TreeViewItem line drawing

Hello,

In one of our tools, the lines drawn on the main TreeView must be different colours to help indicate state/relationship information. To achieve this, I had to modify the TreeViewItem code slightly (and then promptly forgot about it). The changes simply make it possible to override the line drawing per item. Now that I’m finally updating that tool to use the Juce modules, I’ve found I need to re-apply my changes, so thought I’d post them here in case you might put similar functionality into the library.

Here’s an example of what I needed it for:

Below are the small changes I had to make to support this…

All it consists of is two new virtual functions (one for vertical, one for horizontal), and replacement of the drawLine calls in paintRecursively() for these.

TreeViewItem.cpp

// New virtual function
void TreeViewItem::drawHorizontalConnectingLine (Graphics& g, const Line<float>& line)
{
	g.setColour (ownerView->findColour (TreeView::linesColourId));
	g.drawLine(line);
}

// New virtual function
void TreeViewItem::drawVerticalConnectingLine (Graphics& g, const Line<float>& line, TreeViewItem* parent)
{
	g.setColour (ownerView->findColour (TreeView::linesColourId));
	g.drawLine(line);
}

void TreeViewItem::paintRecursively (Graphics& g, int width)
{

    // ...

    if (depth >= 0 && ownerView->openCloseButtonsVisible)
    {
        float x = (depth + 0.5f) * indentWidth;

        if (parentItem != nullptr && parentItem->drawLinesInside)
	{
		//g.drawLine (x, 0, x, isLastOfSiblings() ? halfH : (float) itemHeight);
		Line<float> line(x,0,x,isLastOfSiblings() ? halfH : (float) itemHeight);
		drawVerticalConnectingLine (g, line, nullptr);
	}

        if ((parentItem != nullptr && parentItem->drawLinesInside)
             || (parentItem == nullptr && drawLinesInside))

* * * *

EXERCISE DESCRIPTION:
Repeat the part of the post on TreeViewItem line drawing that begins at the words "All it consists" and stops after "const Line<float>& line)". The rows that follow are drawn from a separate source.

Dataset entries
* * * *

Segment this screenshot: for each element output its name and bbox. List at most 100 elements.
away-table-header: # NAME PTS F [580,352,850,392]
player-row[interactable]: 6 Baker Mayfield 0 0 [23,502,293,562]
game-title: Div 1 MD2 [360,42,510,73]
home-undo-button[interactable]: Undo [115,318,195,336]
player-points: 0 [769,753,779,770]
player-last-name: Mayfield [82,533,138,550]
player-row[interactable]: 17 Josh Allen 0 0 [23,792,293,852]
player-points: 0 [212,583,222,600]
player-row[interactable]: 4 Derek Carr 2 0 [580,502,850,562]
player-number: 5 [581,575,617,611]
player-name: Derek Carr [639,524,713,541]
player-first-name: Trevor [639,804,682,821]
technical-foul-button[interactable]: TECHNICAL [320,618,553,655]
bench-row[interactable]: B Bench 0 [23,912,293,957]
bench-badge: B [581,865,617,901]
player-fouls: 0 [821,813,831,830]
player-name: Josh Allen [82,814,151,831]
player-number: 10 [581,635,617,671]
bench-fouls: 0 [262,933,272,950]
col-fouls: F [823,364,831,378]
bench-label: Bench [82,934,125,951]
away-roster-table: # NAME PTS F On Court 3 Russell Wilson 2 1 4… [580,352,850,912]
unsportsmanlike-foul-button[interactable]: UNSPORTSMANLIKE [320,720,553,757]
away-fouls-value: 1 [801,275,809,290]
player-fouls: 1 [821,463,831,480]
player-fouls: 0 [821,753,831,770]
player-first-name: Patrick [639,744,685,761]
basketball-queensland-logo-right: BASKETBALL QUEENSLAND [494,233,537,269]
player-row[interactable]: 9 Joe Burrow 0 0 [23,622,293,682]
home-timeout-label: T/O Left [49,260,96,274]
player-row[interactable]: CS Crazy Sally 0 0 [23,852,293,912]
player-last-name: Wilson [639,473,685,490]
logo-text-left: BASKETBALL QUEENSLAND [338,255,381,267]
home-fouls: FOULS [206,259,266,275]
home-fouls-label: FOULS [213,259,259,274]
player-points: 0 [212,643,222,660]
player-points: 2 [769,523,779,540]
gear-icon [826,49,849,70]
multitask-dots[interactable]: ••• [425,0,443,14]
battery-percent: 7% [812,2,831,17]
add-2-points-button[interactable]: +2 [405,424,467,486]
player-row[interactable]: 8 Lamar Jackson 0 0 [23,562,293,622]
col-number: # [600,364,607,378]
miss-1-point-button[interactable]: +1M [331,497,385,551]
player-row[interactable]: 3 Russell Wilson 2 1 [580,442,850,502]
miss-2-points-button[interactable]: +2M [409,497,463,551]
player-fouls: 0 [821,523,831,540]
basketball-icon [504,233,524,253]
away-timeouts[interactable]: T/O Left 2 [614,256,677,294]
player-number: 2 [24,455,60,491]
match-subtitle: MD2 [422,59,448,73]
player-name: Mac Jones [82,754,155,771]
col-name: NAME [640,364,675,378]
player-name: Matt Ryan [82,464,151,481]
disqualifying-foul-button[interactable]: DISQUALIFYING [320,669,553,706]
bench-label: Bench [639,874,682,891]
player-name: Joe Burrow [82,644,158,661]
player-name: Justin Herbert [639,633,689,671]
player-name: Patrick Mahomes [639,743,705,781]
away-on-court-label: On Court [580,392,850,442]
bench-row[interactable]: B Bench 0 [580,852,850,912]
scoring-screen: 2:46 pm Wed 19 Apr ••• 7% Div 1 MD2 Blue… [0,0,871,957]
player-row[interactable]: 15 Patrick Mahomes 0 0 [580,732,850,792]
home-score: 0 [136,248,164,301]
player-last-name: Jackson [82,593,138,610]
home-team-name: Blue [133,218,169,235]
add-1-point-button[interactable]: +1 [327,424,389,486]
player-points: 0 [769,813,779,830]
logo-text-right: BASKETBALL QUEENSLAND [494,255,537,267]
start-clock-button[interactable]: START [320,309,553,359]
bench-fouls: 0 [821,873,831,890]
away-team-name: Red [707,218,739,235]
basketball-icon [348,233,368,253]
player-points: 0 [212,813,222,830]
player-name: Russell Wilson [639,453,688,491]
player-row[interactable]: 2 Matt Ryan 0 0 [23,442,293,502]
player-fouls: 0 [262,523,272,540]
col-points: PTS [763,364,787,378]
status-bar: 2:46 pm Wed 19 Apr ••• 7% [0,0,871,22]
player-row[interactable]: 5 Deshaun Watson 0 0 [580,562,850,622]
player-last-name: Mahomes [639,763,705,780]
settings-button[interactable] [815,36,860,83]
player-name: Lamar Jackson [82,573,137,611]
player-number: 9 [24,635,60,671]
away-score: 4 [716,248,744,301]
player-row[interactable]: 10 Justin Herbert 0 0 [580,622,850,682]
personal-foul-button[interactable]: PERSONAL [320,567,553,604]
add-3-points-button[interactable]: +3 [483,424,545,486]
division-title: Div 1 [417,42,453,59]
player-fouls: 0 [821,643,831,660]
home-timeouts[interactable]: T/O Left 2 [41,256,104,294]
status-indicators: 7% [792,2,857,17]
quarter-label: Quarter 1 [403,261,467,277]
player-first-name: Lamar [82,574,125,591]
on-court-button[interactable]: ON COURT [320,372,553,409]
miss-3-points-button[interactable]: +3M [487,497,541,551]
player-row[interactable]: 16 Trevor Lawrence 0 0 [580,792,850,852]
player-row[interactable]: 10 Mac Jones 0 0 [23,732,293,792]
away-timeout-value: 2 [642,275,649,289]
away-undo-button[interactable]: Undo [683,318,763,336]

* * * *

EXPECTED OUTPUT:
All it consists of is two new virtual functions (one for vertical, one for horizontal), and replacement of the drawLine calls in paintRecursively() for these.

TreeViewItem.cpp

// New virtual function
void TreeViewItem::drawHorizontalConnectingLine (Graphics& g, const Line<float>& line)